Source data
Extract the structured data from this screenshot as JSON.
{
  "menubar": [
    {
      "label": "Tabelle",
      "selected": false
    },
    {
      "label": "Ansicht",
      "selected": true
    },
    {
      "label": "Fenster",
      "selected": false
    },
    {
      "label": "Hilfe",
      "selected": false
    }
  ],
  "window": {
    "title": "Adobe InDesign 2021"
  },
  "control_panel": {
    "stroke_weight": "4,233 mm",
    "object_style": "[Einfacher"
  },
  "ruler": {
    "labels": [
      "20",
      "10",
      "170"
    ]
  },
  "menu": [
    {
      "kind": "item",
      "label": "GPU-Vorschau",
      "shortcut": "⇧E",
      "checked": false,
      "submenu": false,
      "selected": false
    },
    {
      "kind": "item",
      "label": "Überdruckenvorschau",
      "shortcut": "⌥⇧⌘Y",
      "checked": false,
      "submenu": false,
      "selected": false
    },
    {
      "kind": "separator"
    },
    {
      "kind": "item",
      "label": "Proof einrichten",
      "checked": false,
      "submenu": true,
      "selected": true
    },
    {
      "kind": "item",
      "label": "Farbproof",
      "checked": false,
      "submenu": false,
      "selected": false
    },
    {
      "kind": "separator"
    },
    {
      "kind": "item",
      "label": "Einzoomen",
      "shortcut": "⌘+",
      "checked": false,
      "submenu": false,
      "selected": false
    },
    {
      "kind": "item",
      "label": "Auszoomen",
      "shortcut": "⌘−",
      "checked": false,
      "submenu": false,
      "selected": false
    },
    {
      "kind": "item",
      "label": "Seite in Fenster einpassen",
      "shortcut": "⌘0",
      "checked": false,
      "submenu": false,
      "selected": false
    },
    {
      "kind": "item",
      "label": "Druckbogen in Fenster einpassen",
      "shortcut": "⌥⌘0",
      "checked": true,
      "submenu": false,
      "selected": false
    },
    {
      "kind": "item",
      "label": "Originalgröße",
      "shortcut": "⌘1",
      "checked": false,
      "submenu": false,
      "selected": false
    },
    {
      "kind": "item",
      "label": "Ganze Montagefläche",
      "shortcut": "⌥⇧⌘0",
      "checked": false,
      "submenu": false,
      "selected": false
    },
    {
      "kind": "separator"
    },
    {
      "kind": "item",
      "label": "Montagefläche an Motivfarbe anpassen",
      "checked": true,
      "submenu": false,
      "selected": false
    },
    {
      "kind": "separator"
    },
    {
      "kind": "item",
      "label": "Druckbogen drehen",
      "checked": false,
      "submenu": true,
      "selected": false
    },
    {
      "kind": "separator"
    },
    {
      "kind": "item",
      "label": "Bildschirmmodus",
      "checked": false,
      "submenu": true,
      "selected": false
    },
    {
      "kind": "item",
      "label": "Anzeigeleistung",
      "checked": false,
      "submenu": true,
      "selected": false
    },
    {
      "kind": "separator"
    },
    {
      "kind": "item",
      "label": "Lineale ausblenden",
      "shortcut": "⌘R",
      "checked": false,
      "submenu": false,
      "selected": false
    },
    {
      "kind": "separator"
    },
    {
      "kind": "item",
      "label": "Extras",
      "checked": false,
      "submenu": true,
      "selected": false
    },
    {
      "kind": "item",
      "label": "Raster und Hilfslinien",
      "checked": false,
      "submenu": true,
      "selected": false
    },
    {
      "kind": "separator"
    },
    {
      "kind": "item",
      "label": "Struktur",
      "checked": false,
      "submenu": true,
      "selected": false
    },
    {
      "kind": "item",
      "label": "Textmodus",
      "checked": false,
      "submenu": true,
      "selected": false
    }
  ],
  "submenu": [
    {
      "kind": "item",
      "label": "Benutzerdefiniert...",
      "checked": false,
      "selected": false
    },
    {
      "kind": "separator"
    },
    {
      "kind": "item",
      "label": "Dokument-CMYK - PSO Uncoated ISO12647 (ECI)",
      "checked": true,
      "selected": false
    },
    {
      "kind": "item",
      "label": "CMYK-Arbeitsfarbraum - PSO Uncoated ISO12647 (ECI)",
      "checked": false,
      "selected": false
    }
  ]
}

### [Requirement]
Extract every line above exactly as it stands.

### [Task solution]
Extract the structured data from this screenshot as JSON.
{
  "menubar": [
    {
      "label": "Tabelle",
      "selected": false
    },
    {
      "label": "Ansicht",
      "selected": true
    },
    {
      "label": "Fenster",
      "selected": false
    },
    {
      "label": "Hilfe",
      "selected": false
    }
  ],
  "window": {
    "title": "Adobe InDesign 2021"
  },
  "control_panel": {
    "stroke_weight": "4,233 mm",
    "object_style": "[Einfacher"
  },
  "ruler": {
    "labels": [
      "20",
      "10",
      "170"
    ]
  },
  "menu": [
    {
      "kind": "item",
      "label": "GPU-Vorschau",
      "shortcut": "⇧E",
      "checked": false,
      "submenu": false,
      "selected": false
    },
    {
      "kind": "item",
      "label": "Überdruckenvorschau",
      "shortcut": "⌥⇧⌘Y",
      "checked": false,
      "submenu": false,
      "selected": false
    },
    {
      "kind": "separator"
    },
    {
      "kind": "item",
      "label": "Proof einrichten",
      "checked": false,
      "submenu": true,
      "selected": true
    },
    {
      "kind": "item",
      "label": "Farbproof",
      "checked": false,
      "submenu": false,
      "selected": false
    },
    {
      "kind": "separator"
    },
    {
      "kind": "item",
      "label": "Einzoomen",
      "shortcut": "⌘+",
      "checked": false,
      "submenu": false,
      "selected": false
    },
    {
      "kind": "item",
      "label": "Auszoomen",
      "shortcut": "⌘−",
      "checked": false,
      "submenu": false,
      "selected": false
    },
    {
      "kind": "item",
      "label": "Seite in Fenster einpassen",
      "shortcut": "⌘0",
      "checked": false,
      "submenu": false,
      "selected": false
    },
    {
      "kind": "item",
      "label": "Druckbogen in Fenster einpassen",
      "shortcut": "⌥⌘0",
      "checked": true,
      "submenu": false,
      "selected": false
    },
    {
      "kind": "item",
      "label": "Originalgröße",
      "shortcut": "⌘1",
      "checked": false,
      "submenu": false,
      "selected": false
    },
    {
      "kind": "item",
      "label": "Ganze Montagefläche",
      "shortcut": "⌥⇧⌘0",
      "checked": false,
      "submenu": false,
      "selected": false
    },
    {
      "kind": "separator"
    },
    {
      "kind": "item",
      "label": "Montagefläche an Motivfarbe anpassen",
      "checked": true,
      "submenu": false,
      "selected": false
    },
    {
      "kind": "separator"
    },
    {
      "kind": "item",
      "label": "Druckbogen drehen",
      "checked": false,
      "submenu": true,
      "selected": false
    },
    {
      "kind": "separator"
    },
    {
      "kind": "item",
      "label": "Bildschirmmodus",
      "checked": false,
      "submenu": true,
      "selected": false
    },
    {
      "kind": "item",
      "label": "Anzeigeleistung",
      "checked": false,
      "submenu": true,
      "selected": false
    },
    {
      "kind": "separator"
    },
    {
      "kind": "item",
      "label": "Lineale ausblenden",
      "shortcut": "⌘R",
      "checked": false,
      "submenu": false,
      "selected": false
    },
    {
      "kind": "separator"
    },
    {
      "kind": "item",
      "label": "Extras",
      "checked": false,
      "submenu": true,
      "selected": false
    },
    {
      "kind": "item",
      "label": "Raster und Hilfslinien",
      "checked": false,
      "submenu": true,
      "selected": false
    },
    {
      "kind": "separator"
    },
    {
      "kind": "item",
      "label": "Struktur",
      "checked": false,
      "submenu": true,
      "selected": false
    },
    {
      "kind": "item",
      "label": "Textmodus",
      "checked": false,
      "submenu": true,
      "selected": false
    }
  ],
  "submenu": [
    {
      "kind": "item",
      "label": "Benutzerdefiniert...",
      "checked": false,
      "selected": false
    },
    {
      "kind": "separator"
    },
    {
      "kind": "item",
      "label": "Dokument-CMYK - PSO Uncoated ISO12647 (ECI)",
      "checked": true,
      "selected": false
    },
    {
      "kind": "item",
      "label": "CMYK-Arbeitsfarbraum - PSO Uncoated ISO12647 (ECI)",
      "checked": false,
      "selected": false
    }
  ]
}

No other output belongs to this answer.